§ **Directions for this task**
Copy each line that has the string "Grupo" somewhere in it.

§ **Given information**

__________________________________________________

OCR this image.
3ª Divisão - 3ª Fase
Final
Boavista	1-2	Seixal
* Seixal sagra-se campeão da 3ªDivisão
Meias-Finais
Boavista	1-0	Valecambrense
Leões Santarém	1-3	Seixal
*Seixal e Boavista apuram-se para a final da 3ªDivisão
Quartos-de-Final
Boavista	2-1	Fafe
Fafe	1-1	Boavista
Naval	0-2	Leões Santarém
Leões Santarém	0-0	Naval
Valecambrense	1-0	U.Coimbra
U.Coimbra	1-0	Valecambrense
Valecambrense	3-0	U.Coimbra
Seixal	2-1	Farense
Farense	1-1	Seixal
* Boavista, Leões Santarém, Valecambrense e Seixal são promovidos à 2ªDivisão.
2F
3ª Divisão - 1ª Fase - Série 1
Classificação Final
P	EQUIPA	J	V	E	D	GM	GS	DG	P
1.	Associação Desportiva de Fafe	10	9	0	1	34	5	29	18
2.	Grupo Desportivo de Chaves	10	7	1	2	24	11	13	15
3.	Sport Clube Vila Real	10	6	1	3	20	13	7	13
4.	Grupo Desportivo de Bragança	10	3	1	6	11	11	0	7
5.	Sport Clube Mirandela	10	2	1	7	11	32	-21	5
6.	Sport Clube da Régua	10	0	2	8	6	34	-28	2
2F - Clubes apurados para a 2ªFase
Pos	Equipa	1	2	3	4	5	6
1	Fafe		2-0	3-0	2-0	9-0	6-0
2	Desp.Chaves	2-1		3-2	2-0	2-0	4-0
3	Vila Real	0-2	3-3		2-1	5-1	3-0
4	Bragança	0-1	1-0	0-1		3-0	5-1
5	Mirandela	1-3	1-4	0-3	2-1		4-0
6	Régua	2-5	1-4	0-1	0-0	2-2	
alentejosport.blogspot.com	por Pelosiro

__________________________________________________

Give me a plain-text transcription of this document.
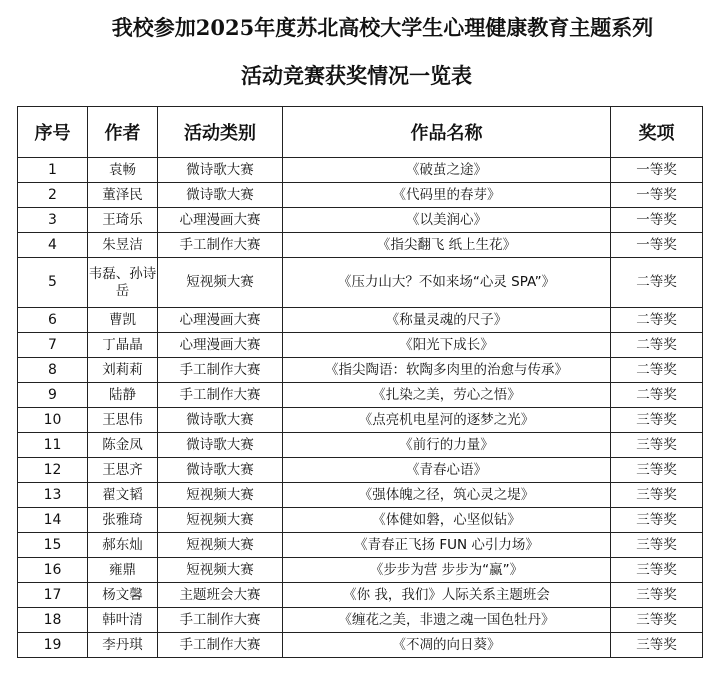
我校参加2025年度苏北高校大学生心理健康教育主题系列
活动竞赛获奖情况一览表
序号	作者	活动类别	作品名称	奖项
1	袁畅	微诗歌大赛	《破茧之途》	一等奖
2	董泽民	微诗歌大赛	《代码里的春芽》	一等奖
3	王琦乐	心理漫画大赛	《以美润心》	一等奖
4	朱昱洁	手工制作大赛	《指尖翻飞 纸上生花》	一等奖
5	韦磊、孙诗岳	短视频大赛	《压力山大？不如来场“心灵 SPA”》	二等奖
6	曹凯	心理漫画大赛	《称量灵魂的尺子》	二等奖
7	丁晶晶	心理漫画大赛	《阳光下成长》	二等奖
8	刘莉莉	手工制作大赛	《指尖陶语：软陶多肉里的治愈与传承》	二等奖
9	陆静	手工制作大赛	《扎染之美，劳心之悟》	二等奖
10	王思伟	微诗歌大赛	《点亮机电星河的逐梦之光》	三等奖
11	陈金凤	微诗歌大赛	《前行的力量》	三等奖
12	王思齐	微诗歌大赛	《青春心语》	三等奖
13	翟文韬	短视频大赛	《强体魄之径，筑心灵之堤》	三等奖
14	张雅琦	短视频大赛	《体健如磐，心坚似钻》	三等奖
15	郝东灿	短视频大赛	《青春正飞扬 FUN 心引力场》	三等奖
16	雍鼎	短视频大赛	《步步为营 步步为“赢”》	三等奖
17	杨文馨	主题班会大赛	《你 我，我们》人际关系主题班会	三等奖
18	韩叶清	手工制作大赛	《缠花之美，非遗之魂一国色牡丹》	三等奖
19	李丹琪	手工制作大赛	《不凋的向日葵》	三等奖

__________________________________________________

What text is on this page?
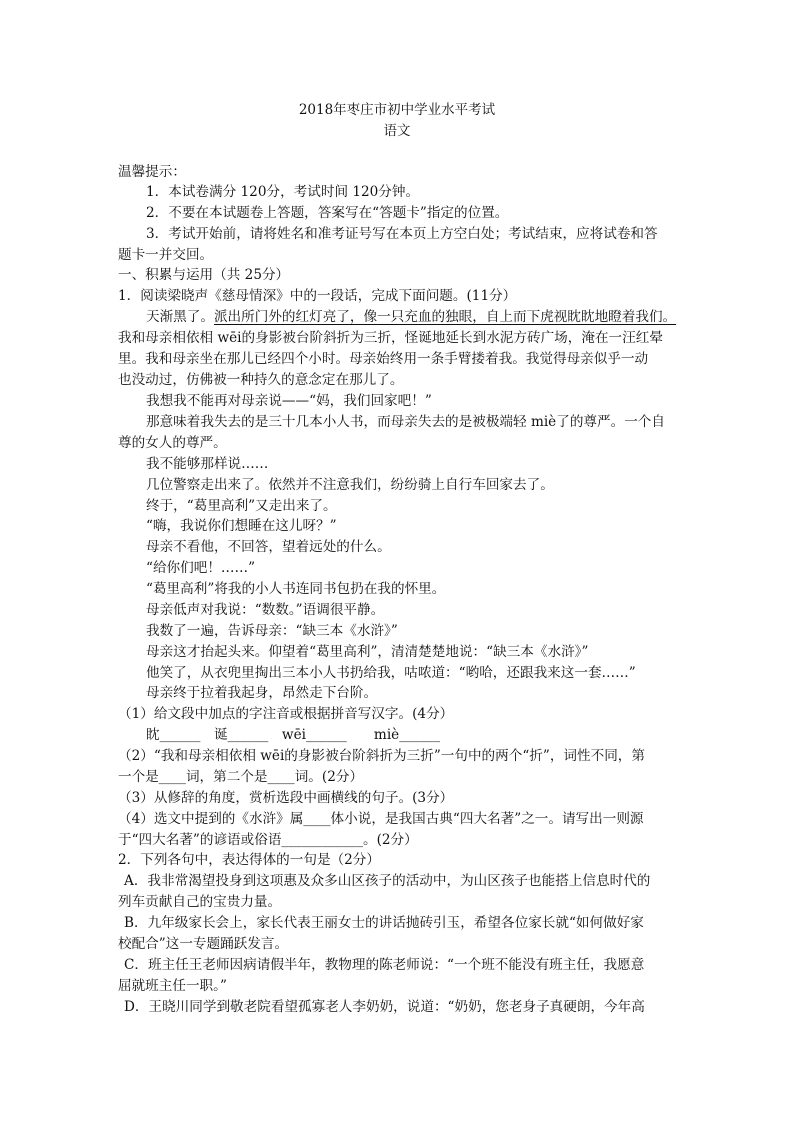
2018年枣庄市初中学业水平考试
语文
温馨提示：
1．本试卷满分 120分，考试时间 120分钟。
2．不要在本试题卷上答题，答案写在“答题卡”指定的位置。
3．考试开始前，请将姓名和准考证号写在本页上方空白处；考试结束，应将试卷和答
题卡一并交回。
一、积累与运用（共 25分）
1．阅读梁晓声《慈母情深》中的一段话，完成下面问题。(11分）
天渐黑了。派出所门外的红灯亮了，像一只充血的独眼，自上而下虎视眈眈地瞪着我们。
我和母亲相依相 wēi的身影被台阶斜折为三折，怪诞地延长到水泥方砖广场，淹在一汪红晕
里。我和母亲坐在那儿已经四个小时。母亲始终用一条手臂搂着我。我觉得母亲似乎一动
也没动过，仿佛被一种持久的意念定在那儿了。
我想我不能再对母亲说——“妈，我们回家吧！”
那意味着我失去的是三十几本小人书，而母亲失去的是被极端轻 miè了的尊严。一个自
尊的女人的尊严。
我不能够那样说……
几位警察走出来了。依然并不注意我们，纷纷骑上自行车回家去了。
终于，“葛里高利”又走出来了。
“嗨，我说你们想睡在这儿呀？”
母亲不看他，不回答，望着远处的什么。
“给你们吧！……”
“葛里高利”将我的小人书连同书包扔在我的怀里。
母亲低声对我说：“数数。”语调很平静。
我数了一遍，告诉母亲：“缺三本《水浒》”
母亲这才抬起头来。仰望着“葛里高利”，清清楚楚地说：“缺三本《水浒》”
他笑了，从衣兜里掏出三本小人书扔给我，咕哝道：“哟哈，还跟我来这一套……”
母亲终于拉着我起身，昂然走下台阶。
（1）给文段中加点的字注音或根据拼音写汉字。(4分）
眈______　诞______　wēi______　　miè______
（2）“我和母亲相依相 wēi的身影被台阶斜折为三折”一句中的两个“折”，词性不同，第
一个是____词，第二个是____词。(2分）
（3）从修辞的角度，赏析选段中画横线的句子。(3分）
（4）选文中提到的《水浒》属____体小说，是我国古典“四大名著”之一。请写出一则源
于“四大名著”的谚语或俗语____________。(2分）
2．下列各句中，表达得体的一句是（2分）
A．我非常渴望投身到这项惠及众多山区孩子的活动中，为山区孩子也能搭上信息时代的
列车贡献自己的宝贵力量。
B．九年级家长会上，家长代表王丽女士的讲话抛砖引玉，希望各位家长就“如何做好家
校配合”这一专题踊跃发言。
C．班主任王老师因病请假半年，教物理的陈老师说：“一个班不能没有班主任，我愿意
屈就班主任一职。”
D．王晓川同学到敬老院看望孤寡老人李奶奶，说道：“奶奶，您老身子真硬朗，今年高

__________________________________________________

§ **Written solution**
2.	Grupo Desportivo de Chaves	10	7	1	2	24	11	13	15
4.	Grupo Desportivo de Bragança	10	3	1	6	11	11	0	7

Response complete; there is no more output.